Aim - Omit every image, and transcribe the remaining entries exactly as given.

Dataset excerpts -
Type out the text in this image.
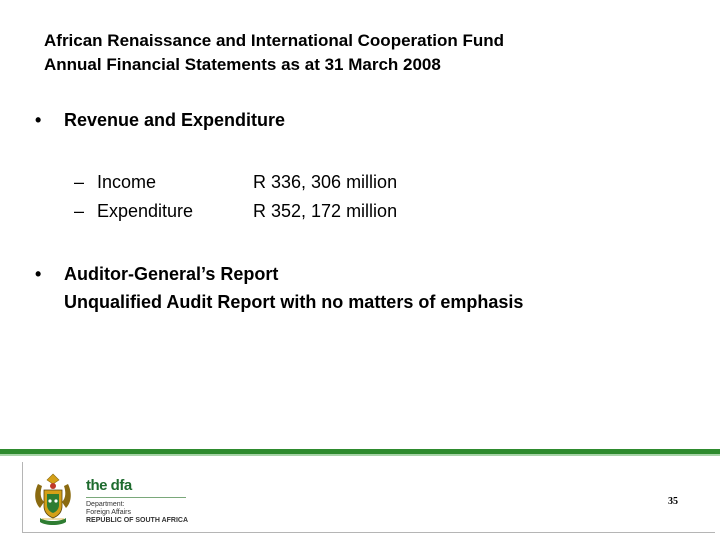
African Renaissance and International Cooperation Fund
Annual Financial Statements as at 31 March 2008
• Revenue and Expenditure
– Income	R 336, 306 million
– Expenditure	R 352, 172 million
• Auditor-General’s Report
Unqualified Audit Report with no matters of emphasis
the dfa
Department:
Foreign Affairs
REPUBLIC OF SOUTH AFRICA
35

Task solution -
Type out the text in this image.
African Renaissance and International Cooperation Fund
Annual Financial Statements as at 31 March 2008
• Revenue and Expenditure
– Income	R 336, 306 million
– Expenditure	R 352, 172 million
• Auditor-General’s Report
Unqualified Audit Report with no matters of emphasis
the dfa
Department:
Foreign Affairs
REPUBLIC OF SOUTH AFRICA
35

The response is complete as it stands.